* begin *

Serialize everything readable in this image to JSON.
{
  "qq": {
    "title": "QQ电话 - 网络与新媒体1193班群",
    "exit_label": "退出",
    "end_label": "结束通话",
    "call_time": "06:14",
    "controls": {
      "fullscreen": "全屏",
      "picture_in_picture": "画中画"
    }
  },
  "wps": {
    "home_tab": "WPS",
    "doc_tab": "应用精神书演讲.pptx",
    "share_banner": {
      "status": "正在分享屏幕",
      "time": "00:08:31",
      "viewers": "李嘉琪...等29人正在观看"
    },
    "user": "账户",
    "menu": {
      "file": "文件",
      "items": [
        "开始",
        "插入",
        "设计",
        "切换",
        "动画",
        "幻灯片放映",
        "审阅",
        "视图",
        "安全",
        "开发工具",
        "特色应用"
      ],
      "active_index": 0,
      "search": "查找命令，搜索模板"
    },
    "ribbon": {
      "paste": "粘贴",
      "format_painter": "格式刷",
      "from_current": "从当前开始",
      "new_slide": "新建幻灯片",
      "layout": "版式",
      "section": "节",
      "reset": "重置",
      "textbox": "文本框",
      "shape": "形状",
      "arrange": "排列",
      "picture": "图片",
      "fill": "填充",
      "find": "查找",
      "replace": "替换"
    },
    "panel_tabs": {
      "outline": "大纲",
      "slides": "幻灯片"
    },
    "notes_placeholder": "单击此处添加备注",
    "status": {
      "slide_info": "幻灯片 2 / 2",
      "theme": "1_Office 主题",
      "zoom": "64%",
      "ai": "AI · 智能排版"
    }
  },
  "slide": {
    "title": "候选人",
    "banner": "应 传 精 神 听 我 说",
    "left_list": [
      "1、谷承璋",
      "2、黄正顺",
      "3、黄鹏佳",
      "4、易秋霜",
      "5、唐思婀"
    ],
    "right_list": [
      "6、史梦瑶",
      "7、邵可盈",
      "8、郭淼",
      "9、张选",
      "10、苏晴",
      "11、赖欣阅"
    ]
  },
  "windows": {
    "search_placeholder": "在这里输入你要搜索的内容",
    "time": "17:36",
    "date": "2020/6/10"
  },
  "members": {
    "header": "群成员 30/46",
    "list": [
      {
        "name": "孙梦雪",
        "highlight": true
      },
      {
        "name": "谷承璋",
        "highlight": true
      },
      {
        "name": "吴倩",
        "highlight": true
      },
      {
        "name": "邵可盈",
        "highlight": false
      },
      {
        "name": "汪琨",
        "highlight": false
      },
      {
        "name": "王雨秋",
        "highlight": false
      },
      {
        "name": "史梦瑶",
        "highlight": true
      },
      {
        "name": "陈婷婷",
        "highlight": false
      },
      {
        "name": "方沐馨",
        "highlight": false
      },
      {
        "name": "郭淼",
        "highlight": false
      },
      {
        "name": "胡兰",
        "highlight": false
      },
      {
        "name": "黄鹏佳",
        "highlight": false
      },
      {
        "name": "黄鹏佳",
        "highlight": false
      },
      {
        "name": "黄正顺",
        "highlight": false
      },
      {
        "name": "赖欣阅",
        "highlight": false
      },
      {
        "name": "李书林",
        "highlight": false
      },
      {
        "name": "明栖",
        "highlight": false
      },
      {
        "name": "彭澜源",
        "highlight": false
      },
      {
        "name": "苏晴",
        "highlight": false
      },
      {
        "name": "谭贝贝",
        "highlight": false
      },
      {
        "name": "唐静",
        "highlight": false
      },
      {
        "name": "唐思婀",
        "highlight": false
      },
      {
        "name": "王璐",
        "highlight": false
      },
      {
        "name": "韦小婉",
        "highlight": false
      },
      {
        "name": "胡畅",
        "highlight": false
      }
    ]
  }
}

* end *

SET PROBLEM → Reproduce all of the entries word for word.

THE RESULT →
Serialize everything readable in this image to JSON.
{
  "qq": {
    "title": "QQ电话 - 网络与新媒体1193班群",
    "exit_label": "退出",
    "end_label": "结束通话",
    "call_time": "06:14",
    "controls": {
      "fullscreen": "全屏",
      "picture_in_picture": "画中画"
    }
  },
  "wps": {
    "home_tab": "WPS",
    "doc_tab": "应用精神书演讲.pptx",
    "share_banner": {
      "status": "正在分享屏幕",
      "time": "00:08:31",
      "viewers": "李嘉琪...等29人正在观看"
    },
    "user": "账户",
    "menu": {
      "file": "文件",
      "items": [
        "开始",
        "插入",
        "设计",
        "切换",
        "动画",
        "幻灯片放映",
        "审阅",
        "视图",
        "安全",
        "开发工具",
        "特色应用"
      ],
      "active_index": 0,
      "search": "查找命令，搜索模板"
    },
    "ribbon": {
      "paste": "粘贴",
      "format_painter": "格式刷",
      "from_current": "从当前开始",
      "new_slide": "新建幻灯片",
      "layout": "版式",
      "section": "节",
      "reset": "重置",
      "textbox": "文本框",
      "shape": "形状",
      "arrange": "排列",
      "picture": "图片",
      "fill": "填充",
      "find": "查找",
      "replace": "替换"
    },
    "panel_tabs": {
      "outline": "大纲",
      "slides": "幻灯片"
    },
    "notes_placeholder": "单击此处添加备注",
    "status": {
      "slide_info": "幻灯片 2 / 2",
      "theme": "1_Office 主题",
      "zoom": "64%",
      "ai": "AI · 智能排版"
    }
  },
  "slide": {
    "title": "候选人",
    "banner": "应 传 精 神 听 我 说",
    "left_list": [
      "1、谷承璋",
      "2、黄正顺",
      "3、黄鹏佳",
      "4、易秋霜",
      "5、唐思婀"
    ],
    "right_list": [
      "6、史梦瑶",
      "7、邵可盈",
      "8、郭淼",
      "9、张选",
      "10、苏晴",
      "11、赖欣阅"
    ]
  },
  "windows": {
    "search_placeholder": "在这里输入你要搜索的内容",
    "time": "17:36",
    "date": "2020/6/10"
  },
  "members": {
    "header": "群成员 30/46",
    "list": [
      {
        "name": "孙梦雪",
        "highlight": true
      },
      {
        "name": "谷承璋",
        "highlight": true
      },
      {
        "name": "吴倩",
        "highlight": true
      },
      {
        "name": "邵可盈",
        "highlight": false
      },
      {
        "name": "汪琨",
        "highlight": false
      },
      {
        "name": "王雨秋",
        "highlight": false
      },
      {
        "name": "史梦瑶",
        "highlight": true
      },
      {
        "name": "陈婷婷",
        "highlight": false
      },
      {
        "name": "方沐馨",
        "highlight": false
      },
      {
        "name": "郭淼",
        "highlight": false
      },
      {
        "name": "胡兰",
        "highlight": false
      },
      {
        "name": "黄鹏佳",
        "highlight": false
      },
      {
        "name": "黄鹏佳",
        "highlight": false
      },
      {
        "name": "黄正顺",
        "highlight": false
      },
      {
        "name": "赖欣阅",
        "highlight": false
      },
      {
        "name": "李书林",
        "highlight": false
      },
      {
        "name": "明栖",
        "highlight": false
      },
      {
        "name": "彭澜源",
        "highlight": false
      },
      {
        "name": "苏晴",
        "highlight": false
      },
      {
        "name": "谭贝贝",
        "highlight": false
      },
      {
        "name": "唐静",
        "highlight": false
      },
      {
        "name": "唐思婀",
        "highlight": false
      },
      {
        "name": "王璐",
        "highlight": false
      },
      {
        "name": "韦小婉",
        "highlight": false
      },
      {
        "name": "胡畅",
        "highlight": false
      }
    ]
  }
}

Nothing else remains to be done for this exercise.